**EXERCISE DIRECTIONS:** Every record below should be written out exactly; pictures stay out.

[Begin ITEMS]

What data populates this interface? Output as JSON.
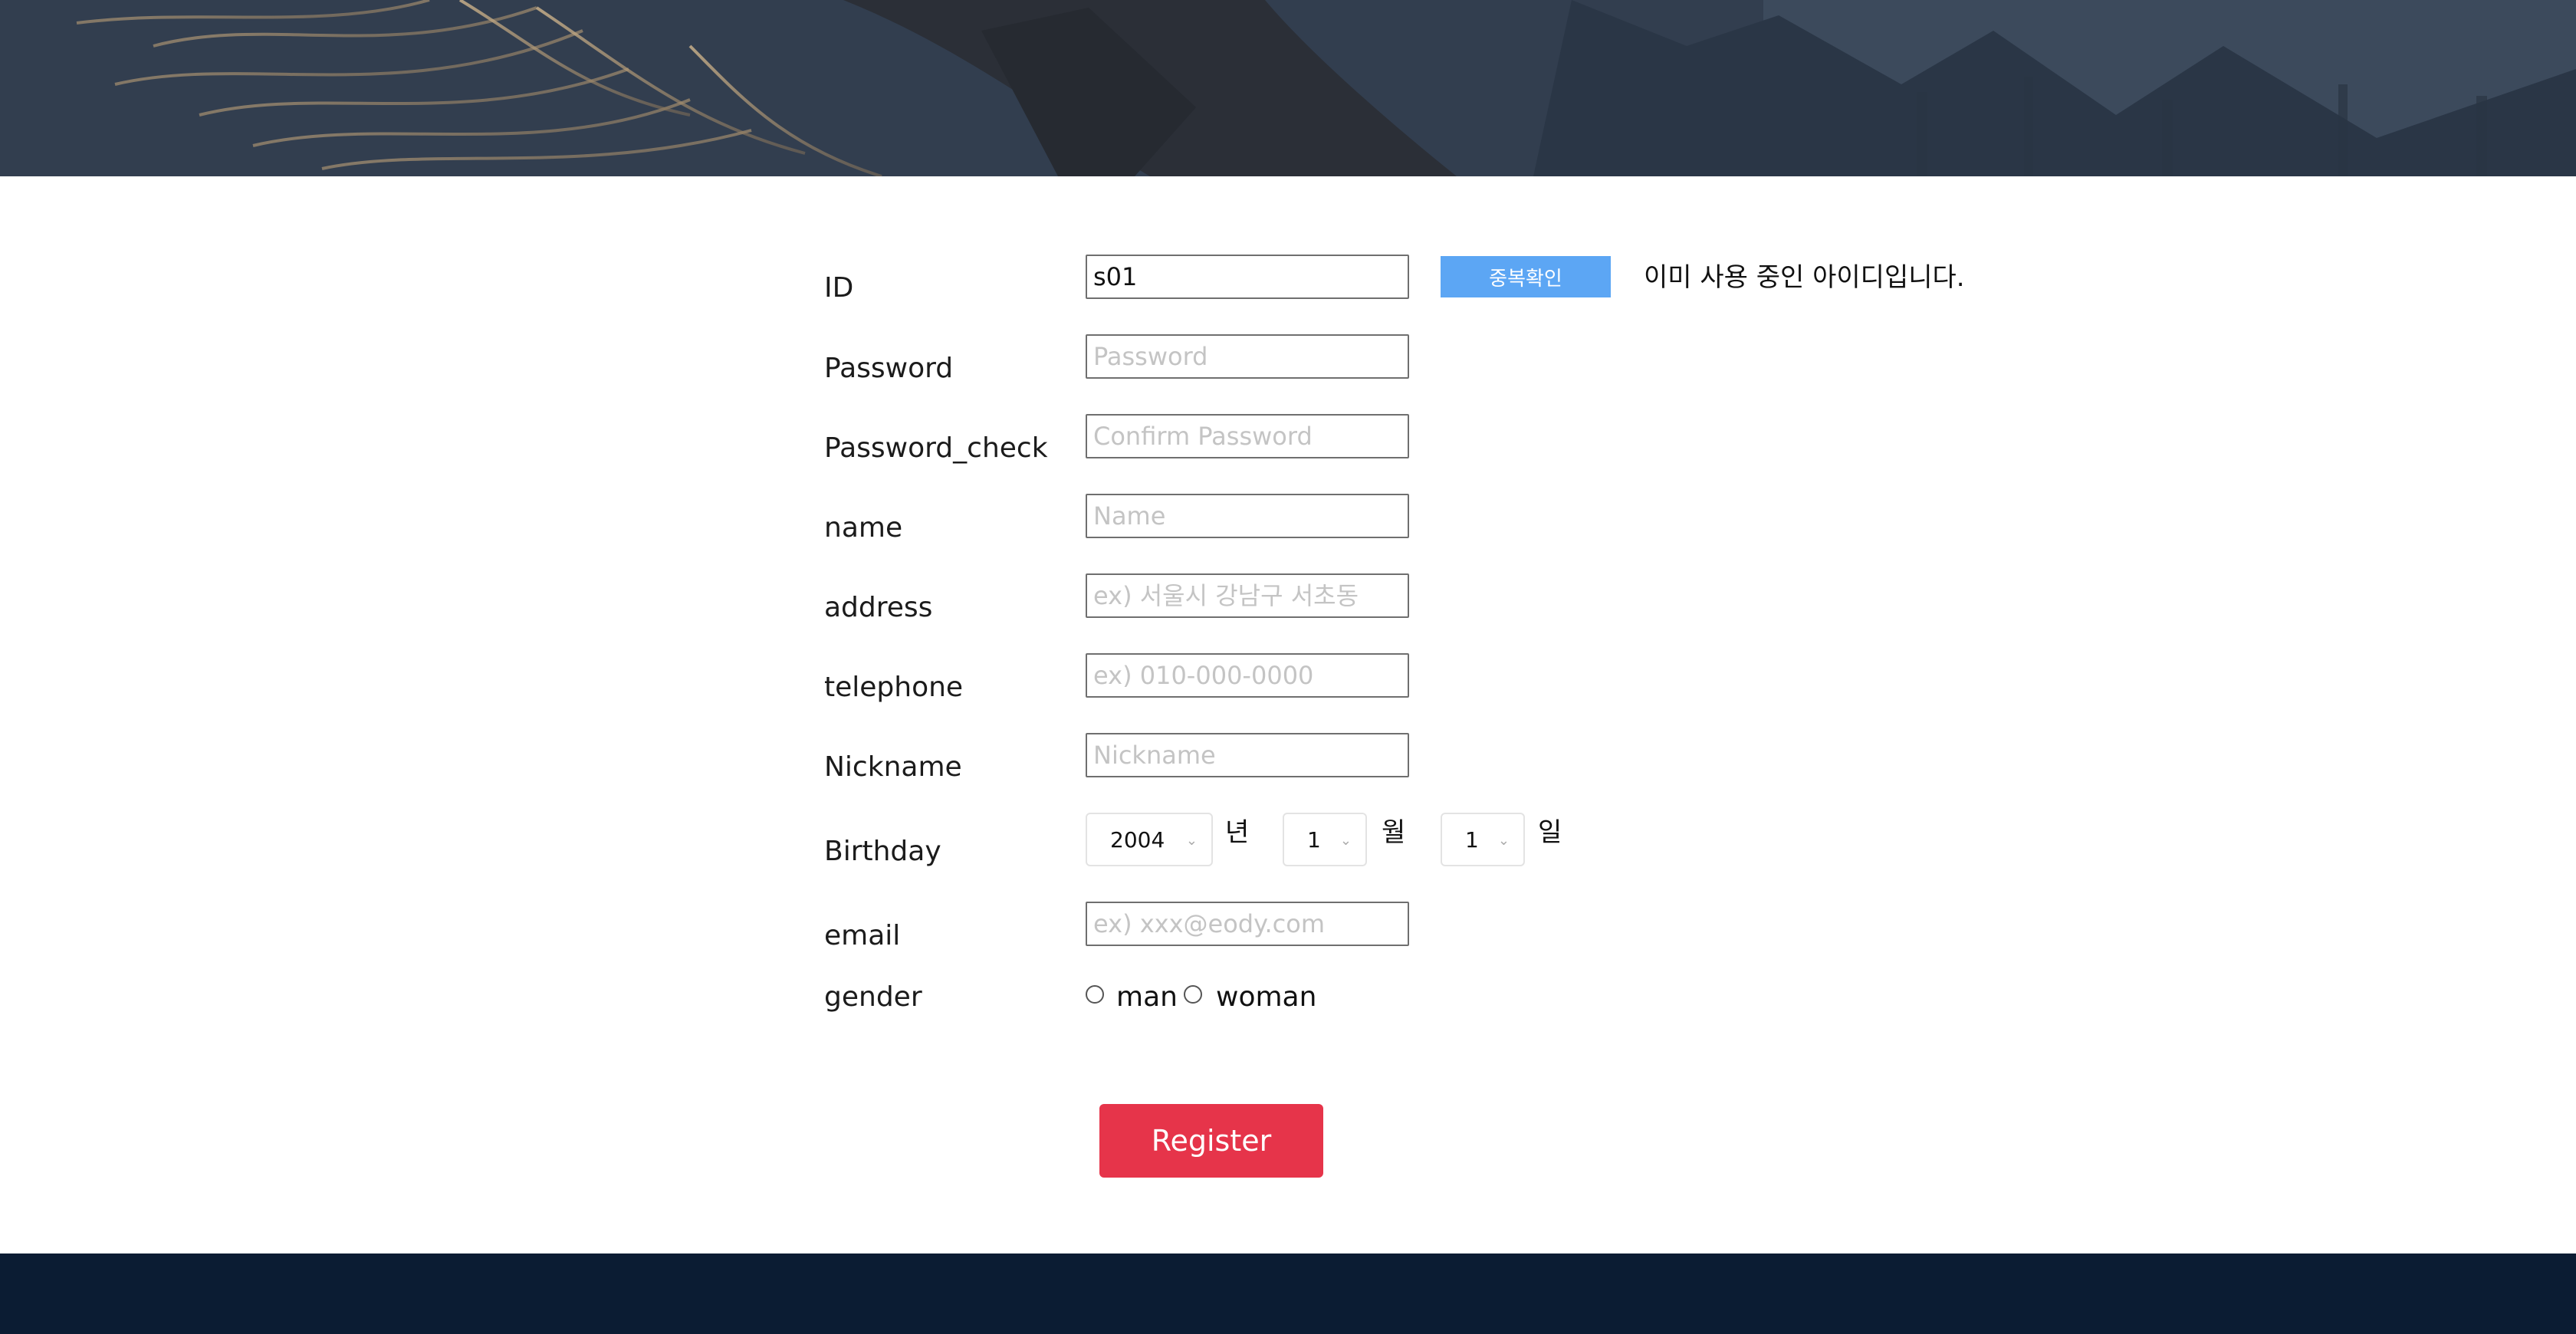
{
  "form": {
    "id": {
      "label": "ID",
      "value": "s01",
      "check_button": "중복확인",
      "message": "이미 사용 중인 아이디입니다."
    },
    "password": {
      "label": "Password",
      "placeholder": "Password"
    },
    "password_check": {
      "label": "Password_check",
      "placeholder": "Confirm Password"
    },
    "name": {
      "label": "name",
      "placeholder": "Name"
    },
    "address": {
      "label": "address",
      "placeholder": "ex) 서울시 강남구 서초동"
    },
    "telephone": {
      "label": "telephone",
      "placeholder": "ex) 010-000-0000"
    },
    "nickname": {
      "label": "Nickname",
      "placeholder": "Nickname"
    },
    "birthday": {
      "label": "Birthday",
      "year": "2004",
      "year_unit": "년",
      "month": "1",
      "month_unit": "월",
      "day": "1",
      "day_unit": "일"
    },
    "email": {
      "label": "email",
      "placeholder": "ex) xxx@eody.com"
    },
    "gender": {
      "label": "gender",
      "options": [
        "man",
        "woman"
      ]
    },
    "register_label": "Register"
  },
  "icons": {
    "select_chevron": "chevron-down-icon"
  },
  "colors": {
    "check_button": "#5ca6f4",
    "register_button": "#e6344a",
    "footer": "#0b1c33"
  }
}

[End ITEMS]

**SOLUTION TO THIS TASK:**
What data populates this interface? Output as JSON.
{
  "form": {
    "id": {
      "label": "ID",
      "value": "s01",
      "check_button": "중복확인",
      "message": "이미 사용 중인 아이디입니다."
    },
    "password": {
      "label": "Password",
      "placeholder": "Password"
    },
    "password_check": {
      "label": "Password_check",
      "placeholder": "Confirm Password"
    },
    "name": {
      "label": "name",
      "placeholder": "Name"
    },
    "address": {
      "label": "address",
      "placeholder": "ex) 서울시 강남구 서초동"
    },
    "telephone": {
      "label": "telephone",
      "placeholder": "ex) 010-000-0000"
    },
    "nickname": {
      "label": "Nickname",
      "placeholder": "Nickname"
    },
    "birthday": {
      "label": "Birthday",
      "year": "2004",
      "year_unit": "년",
      "month": "1",
      "month_unit": "월",
      "day": "1",
      "day_unit": "일"
    },
    "email": {
      "label": "email",
      "placeholder": "ex) xxx@eody.com"
    },
    "gender": {
      "label": "gender",
      "options": [
        "man",
        "woman"
      ]
    },
    "register_label": "Register"
  },
  "icons": {
    "select_chevron": "chevron-down-icon"
  },
  "colors": {
    "check_button": "#5ca6f4",
    "register_button": "#e6344a",
    "footer": "#0b1c33"
  }
}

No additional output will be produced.